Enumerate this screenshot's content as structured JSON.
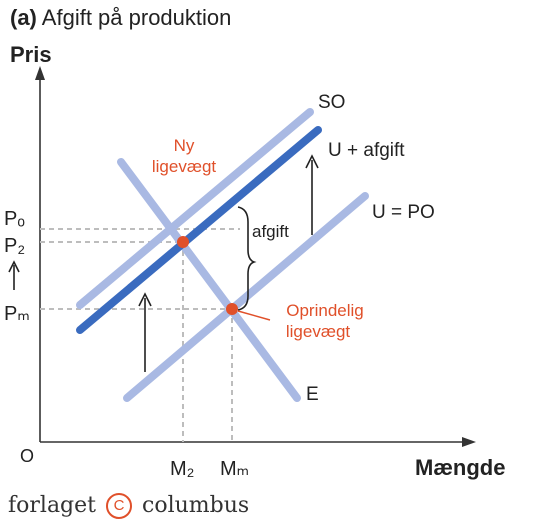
{
  "title": {
    "prefix": "(a)",
    "text": "Afgift på produktion"
  },
  "axes": {
    "y_label": "Pris",
    "x_label": "Mængde",
    "origin": "O",
    "y_ticks": {
      "po": "Pₒ",
      "p2": "P₂",
      "pm": "Pₘ"
    },
    "x_ticks": {
      "m2": "M₂",
      "mm": "Mₘ"
    }
  },
  "curves": {
    "so": "SO",
    "u_afgift": "U + afgift",
    "u_po": "U = PO",
    "e": "E"
  },
  "annotations": {
    "afgift": "afgift",
    "ny_line1": "Ny",
    "ny_line2": "ligevægt",
    "opr_line1": "Oprindelig",
    "opr_line2": "ligevægt"
  },
  "colors": {
    "light_curve": "#a9b9e3",
    "dark_curve": "#3a6bbf",
    "equilibrium": "#e0502a",
    "axis": "#333333",
    "guide": "#bdbdbd"
  },
  "footer": {
    "left": "forlaget",
    "symbol": "C",
    "right": "columbus"
  }
}
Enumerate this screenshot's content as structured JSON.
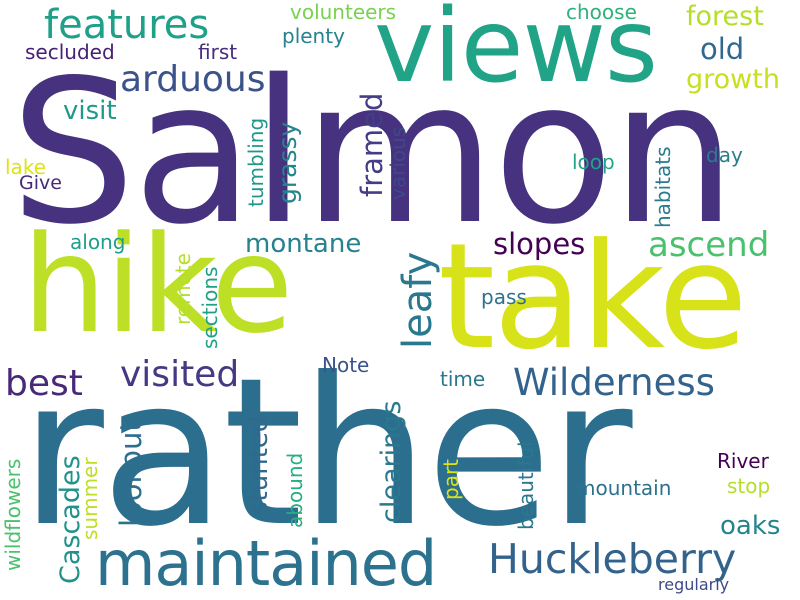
{
  "words": [
    {
      "text": "Salmon",
      "color": "#46327e",
      "vertical": false
    },
    {
      "text": "rather",
      "color": "#2c6e8e",
      "vertical": false
    },
    {
      "text": "hike",
      "color": "#bddf26",
      "vertical": false
    },
    {
      "text": "take",
      "color": "#d8e219",
      "vertical": false
    },
    {
      "text": "views",
      "color": "#20a386",
      "vertical": false
    },
    {
      "text": "maintained",
      "color": "#2c728e",
      "vertical": false
    },
    {
      "text": "Huckleberry",
      "color": "#33638d",
      "vertical": false
    },
    {
      "text": "Wilderness",
      "color": "#33638d",
      "vertical": false
    },
    {
      "text": "features",
      "color": "#1fa088",
      "vertical": false
    },
    {
      "text": "arduous",
      "color": "#3b528b",
      "vertical": false
    },
    {
      "text": "visited",
      "color": "#443983",
      "vertical": false
    },
    {
      "text": "best",
      "color": "#482878",
      "vertical": false
    },
    {
      "text": "ascend",
      "color": "#4ac16d",
      "vertical": false
    },
    {
      "text": "slopes",
      "color": "#440154",
      "vertical": false
    },
    {
      "text": "forest",
      "color": "#b5de2b",
      "vertical": false
    },
    {
      "text": "growth",
      "color": "#c8e020",
      "vertical": false
    },
    {
      "text": "old",
      "color": "#31688e",
      "vertical": false
    },
    {
      "text": "leafy",
      "color": "#2a788e",
      "vertical": true
    },
    {
      "text": "framed",
      "color": "#433e85",
      "vertical": true
    },
    {
      "text": "Cascades",
      "color": "#21918c",
      "vertical": true
    },
    {
      "text": "lookout",
      "color": "#2e6e8e",
      "vertical": true
    },
    {
      "text": "montane",
      "color": "#26828e",
      "vertical": false
    },
    {
      "text": "clearings",
      "color": "#2a788e",
      "vertical": true
    },
    {
      "text": "stunted",
      "color": "#31688e",
      "vertical": true
    },
    {
      "text": "oaks",
      "color": "#25848e",
      "vertical": false
    },
    {
      "text": "visit",
      "color": "#1f9a8a",
      "vertical": false
    },
    {
      "text": "grassy",
      "color": "#25848e",
      "vertical": true
    },
    {
      "text": "secluded",
      "color": "#482173",
      "vertical": false
    },
    {
      "text": "first",
      "color": "#472d7b",
      "vertical": false
    },
    {
      "text": "plenty",
      "color": "#26828e",
      "vertical": false
    },
    {
      "text": "volunteers",
      "color": "#7ad151",
      "vertical": false
    },
    {
      "text": "choose",
      "color": "#2db27d",
      "vertical": false
    },
    {
      "text": "mountain",
      "color": "#2c728e",
      "vertical": false
    },
    {
      "text": "River",
      "color": "#440154",
      "vertical": false
    },
    {
      "text": "stop",
      "color": "#b5de2b",
      "vertical": false
    },
    {
      "text": "loop",
      "color": "#20a386",
      "vertical": false
    },
    {
      "text": "day",
      "color": "#287d8e",
      "vertical": false
    },
    {
      "text": "habitats",
      "color": "#287c8e",
      "vertical": true
    },
    {
      "text": "various",
      "color": "#3e4989",
      "vertical": true
    },
    {
      "text": "tumbling",
      "color": "#1f988b",
      "vertical": true
    },
    {
      "text": "sections",
      "color": "#1fa188",
      "vertical": true
    },
    {
      "text": "remote",
      "color": "#b5de2b",
      "vertical": true
    },
    {
      "text": "along",
      "color": "#1f9e89",
      "vertical": false
    },
    {
      "text": "pass",
      "color": "#2c728e",
      "vertical": false
    },
    {
      "text": "Note",
      "color": "#3b528b",
      "vertical": false
    },
    {
      "text": "time",
      "color": "#2a788e",
      "vertical": false
    },
    {
      "text": "beautiful",
      "color": "#2a788e",
      "vertical": true
    },
    {
      "text": "part",
      "color": "#dde318",
      "vertical": true
    },
    {
      "text": "abound",
      "color": "#28ae80",
      "vertical": true
    },
    {
      "text": "summer",
      "color": "#bddf26",
      "vertical": true
    },
    {
      "text": "wildflowers",
      "color": "#4ac16d",
      "vertical": true
    },
    {
      "text": "lake",
      "color": "#dde318",
      "vertical": false
    },
    {
      "text": "Give",
      "color": "#482878",
      "vertical": false
    },
    {
      "text": "regularly",
      "color": "#3e4989",
      "vertical": false
    }
  ]
}
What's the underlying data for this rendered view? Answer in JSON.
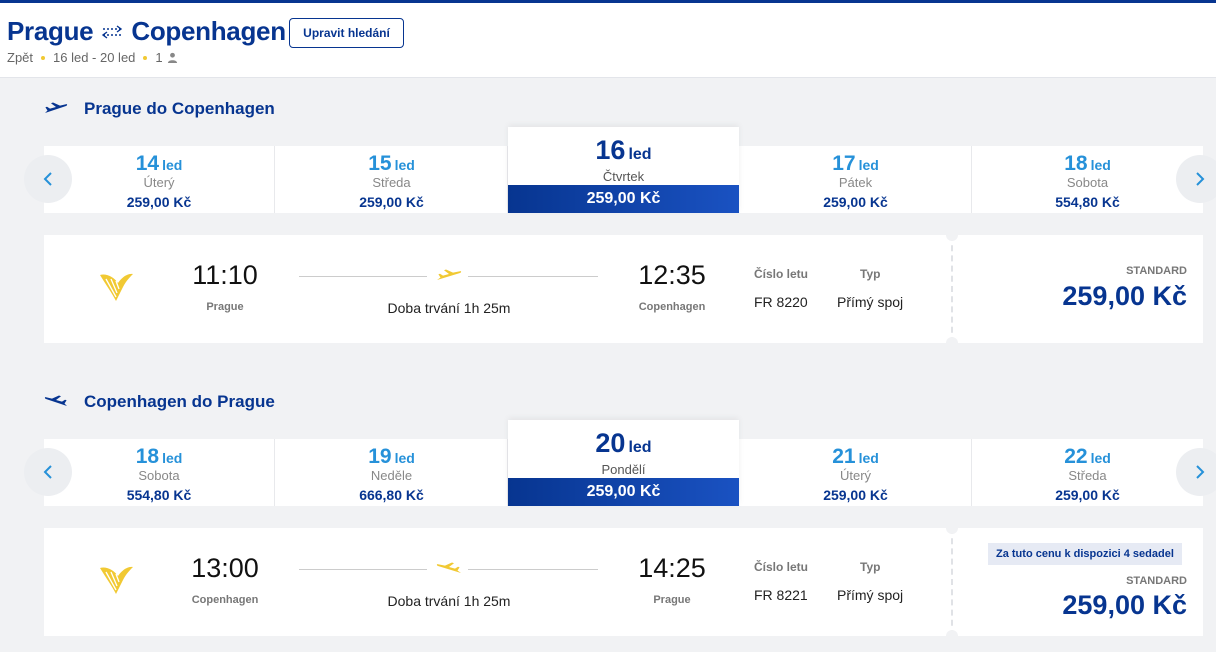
{
  "header": {
    "origin": "Prague",
    "destination": "Copenhagen",
    "edit_label": "Upravit hledání",
    "trip_type": "Zpět",
    "dates": "16 led - 20 led",
    "passengers": "1",
    "accent_color": "#073590"
  },
  "outbound": {
    "title": "Prague do Copenhagen",
    "dates": [
      {
        "day": "14",
        "month": "led",
        "weekday": "Úterý",
        "price": "259,00 Kč"
      },
      {
        "day": "15",
        "month": "led",
        "weekday": "Středa",
        "price": "259,00 Kč"
      },
      {
        "day": "16",
        "month": "led",
        "weekday": "Čtvrtek",
        "price": "259,00 Kč"
      },
      {
        "day": "17",
        "month": "led",
        "weekday": "Pátek",
        "price": "259,00 Kč"
      },
      {
        "day": "18",
        "month": "led",
        "weekday": "Sobota",
        "price": "554,80 Kč"
      }
    ],
    "selected_index": 2,
    "flight": {
      "depart_time": "11:10",
      "depart_city": "Prague",
      "duration": "Doba trvání 1h 25m",
      "arrive_time": "12:35",
      "arrive_city": "Copenhagen",
      "flight_no_label": "Číslo letu",
      "flight_no": "FR 8220",
      "type_label": "Typ",
      "type": "Přímý spoj",
      "fare": "STANDARD",
      "price": "259,00 Kč"
    }
  },
  "inbound": {
    "title": "Copenhagen do Prague",
    "dates": [
      {
        "day": "18",
        "month": "led",
        "weekday": "Sobota",
        "price": "554,80 Kč"
      },
      {
        "day": "19",
        "month": "led",
        "weekday": "Neděle",
        "price": "666,80 Kč"
      },
      {
        "day": "20",
        "month": "led",
        "weekday": "Pondělí",
        "price": "259,00 Kč"
      },
      {
        "day": "21",
        "month": "led",
        "weekday": "Úterý",
        "price": "259,00 Kč"
      },
      {
        "day": "22",
        "month": "led",
        "weekday": "Středa",
        "price": "259,00 Kč"
      }
    ],
    "selected_index": 2,
    "flight": {
      "depart_time": "13:00",
      "depart_city": "Copenhagen",
      "duration": "Doba trvání 1h 25m",
      "arrive_time": "14:25",
      "arrive_city": "Prague",
      "flight_no_label": "Číslo letu",
      "flight_no": "FR 8221",
      "type_label": "Typ",
      "type": "Přímý spoj",
      "seats_notice": "Za tuto cenu k dispozici 4 sedadel",
      "fare": "STANDARD",
      "price": "259,00 Kč"
    }
  }
}
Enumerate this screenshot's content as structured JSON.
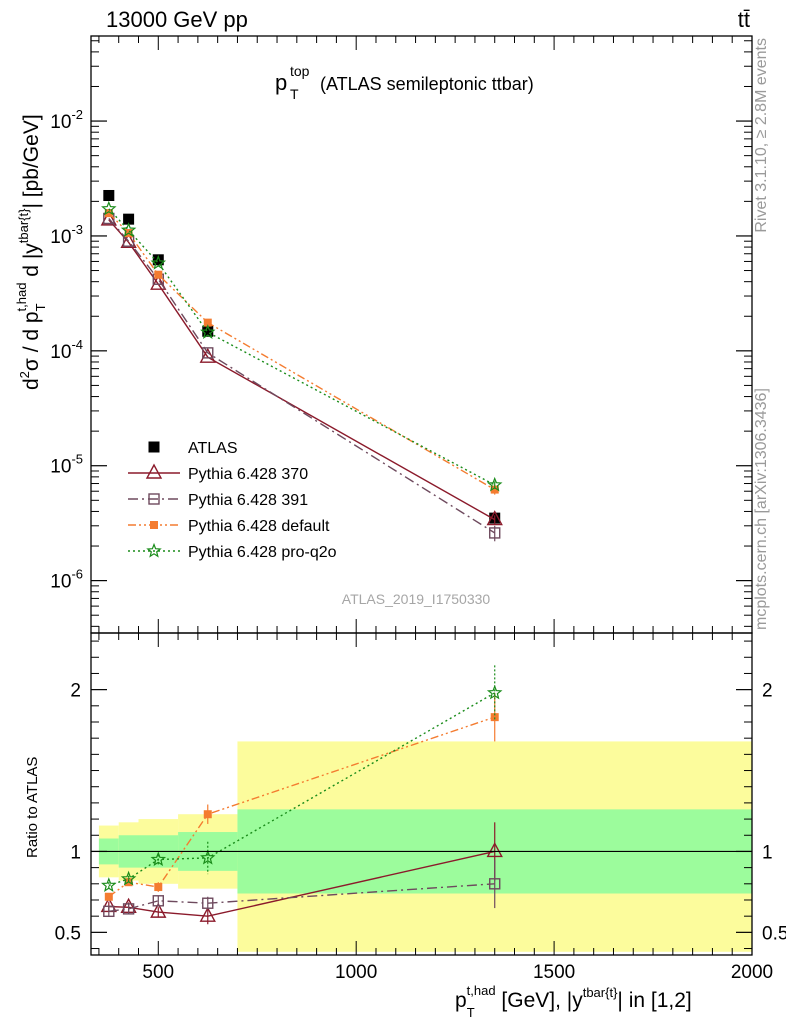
{
  "header": {
    "left": "13000 GeV pp",
    "right": "tt̄"
  },
  "plot_title": {
    "main": "p",
    "sup": "top",
    "sub": "T",
    "suffix": "(ATLAS semileptonic ttbar)"
  },
  "side_labels": {
    "rivet": "Rivet 3.1.10, ≥ 2.8M events",
    "mcplots": "mcplots.cern.ch [arXiv:1306.3436]"
  },
  "analysis_id": "ATLAS_2019_I1750330",
  "ylabel_main": "d²σ / d p_T^{t,had} d |y^{tbar{t}}| [pb/GeV]",
  "ylabel_ratio": "Ratio to ATLAS",
  "xlabel": "p_T^{t,had} [GeV], |y^{tbar{t}}| in [1,2]",
  "colors": {
    "ATLAS": "#000000",
    "p370": "#8b1a2b",
    "p391": "#6e4a5e",
    "pdefault": "#f47c30",
    "pq2o": "#1a8c1a",
    "band_inner": "#9cfc9c",
    "band_outer": "#fcfc9c"
  },
  "chart_data": [
    {
      "type": "scatter",
      "panel": "main",
      "yscale": "log",
      "xlim": [
        330,
        2000
      ],
      "ylim": [
        3.5e-07,
        0.055
      ],
      "yticks": [
        {
          "value": 1e-06,
          "label": "10^-6"
        },
        {
          "value": 1e-05,
          "label": "10^-5"
        },
        {
          "value": 0.0001,
          "label": "10^-4"
        },
        {
          "value": 0.001,
          "label": "10^-3"
        },
        {
          "value": 0.01,
          "label": "10^-2"
        }
      ],
      "x": [
        375,
        425,
        500,
        625,
        1350
      ],
      "series": [
        {
          "name": "ATLAS",
          "key": "ATLAS",
          "marker": "square-filled",
          "line": "none",
          "values": [
            0.00225,
            0.0014,
            0.00062,
            0.000148,
            3.5e-06
          ],
          "err": [
            0,
            0,
            0,
            0,
            3e-07
          ]
        },
        {
          "name": "Pythia 6.428 370",
          "key": "p370",
          "marker": "triangle-open",
          "line": "solid",
          "values": [
            0.00138,
            0.00088,
            0.00038,
            8.8e-05,
            3.4e-06
          ],
          "err": [
            0,
            0,
            0,
            0,
            3e-07
          ]
        },
        {
          "name": "Pythia 6.428 391",
          "key": "p391",
          "marker": "square-open",
          "line": "dashdot",
          "values": [
            0.00142,
            0.0009,
            0.00042,
            9.6e-05,
            2.6e-06
          ],
          "err": [
            0,
            0,
            0,
            0,
            4e-07
          ]
        },
        {
          "name": "Pythia 6.428 default",
          "key": "pdefault",
          "marker": "square-filled-small",
          "line": "dashdotdot",
          "values": [
            0.00158,
            0.00106,
            0.00046,
            0.000176,
            6.2e-06
          ],
          "err": [
            0,
            0,
            0,
            0,
            6e-07
          ]
        },
        {
          "name": "Pythia 6.428 pro-q2o",
          "key": "pq2o",
          "marker": "star",
          "line": "dotted",
          "values": [
            0.00172,
            0.00112,
            0.00058,
            0.000145,
            6.8e-06
          ],
          "err": [
            0,
            0,
            0,
            0,
            5e-07
          ]
        }
      ],
      "legend": "lower-left"
    },
    {
      "type": "scatter",
      "panel": "ratio",
      "xlim": [
        330,
        2000
      ],
      "ylim": [
        0.36,
        2.35
      ],
      "xticks": [
        500,
        1000,
        1500,
        2000
      ],
      "yticks": [
        0.5,
        1,
        2
      ],
      "bands": [
        {
          "xmin": 350,
          "xmax": 400,
          "inner": [
            0.92,
            1.08
          ],
          "outer": [
            0.84,
            1.16
          ]
        },
        {
          "xmin": 400,
          "xmax": 450,
          "inner": [
            0.9,
            1.1
          ],
          "outer": [
            0.82,
            1.18
          ]
        },
        {
          "xmin": 450,
          "xmax": 550,
          "inner": [
            0.9,
            1.1
          ],
          "outer": [
            0.8,
            1.2
          ]
        },
        {
          "xmin": 550,
          "xmax": 700,
          "inner": [
            0.88,
            1.12
          ],
          "outer": [
            0.77,
            1.23
          ]
        },
        {
          "xmin": 700,
          "xmax": 2000,
          "inner": [
            0.74,
            1.26
          ],
          "outer": [
            0.38,
            1.68
          ]
        }
      ],
      "x": [
        375,
        425,
        500,
        625,
        1350
      ],
      "series": [
        {
          "name": "Pythia 6.428 370",
          "key": "p370",
          "values": [
            0.66,
            0.655,
            0.625,
            0.6,
            1.0
          ],
          "err": [
            0.03,
            0.03,
            0.03,
            0.05,
            0.18
          ]
        },
        {
          "name": "Pythia 6.428 391",
          "key": "p391",
          "values": [
            0.63,
            0.645,
            0.695,
            0.68,
            0.8
          ],
          "err": [
            0.03,
            0.03,
            0.03,
            0.04,
            0.15
          ]
        },
        {
          "name": "Pythia 6.428 default",
          "key": "pdefault",
          "values": [
            0.72,
            0.81,
            0.78,
            1.23,
            1.83
          ],
          "err": [
            0.02,
            0.02,
            0.03,
            0.06,
            0.15
          ]
        },
        {
          "name": "Pythia 6.428 pro-q2o",
          "key": "pq2o",
          "values": [
            0.79,
            0.83,
            0.95,
            0.96,
            1.98
          ],
          "err": [
            0.02,
            0.02,
            0.03,
            0.1,
            0.17
          ]
        }
      ]
    }
  ]
}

====

Exercise prompt → Copy each line containing the word "xmin" from the data.

Expected answer →
          "xmin": 350,
          "xmin": 400,
          "xmin": 450,
          "xmin": 550,
          "xmin": 700,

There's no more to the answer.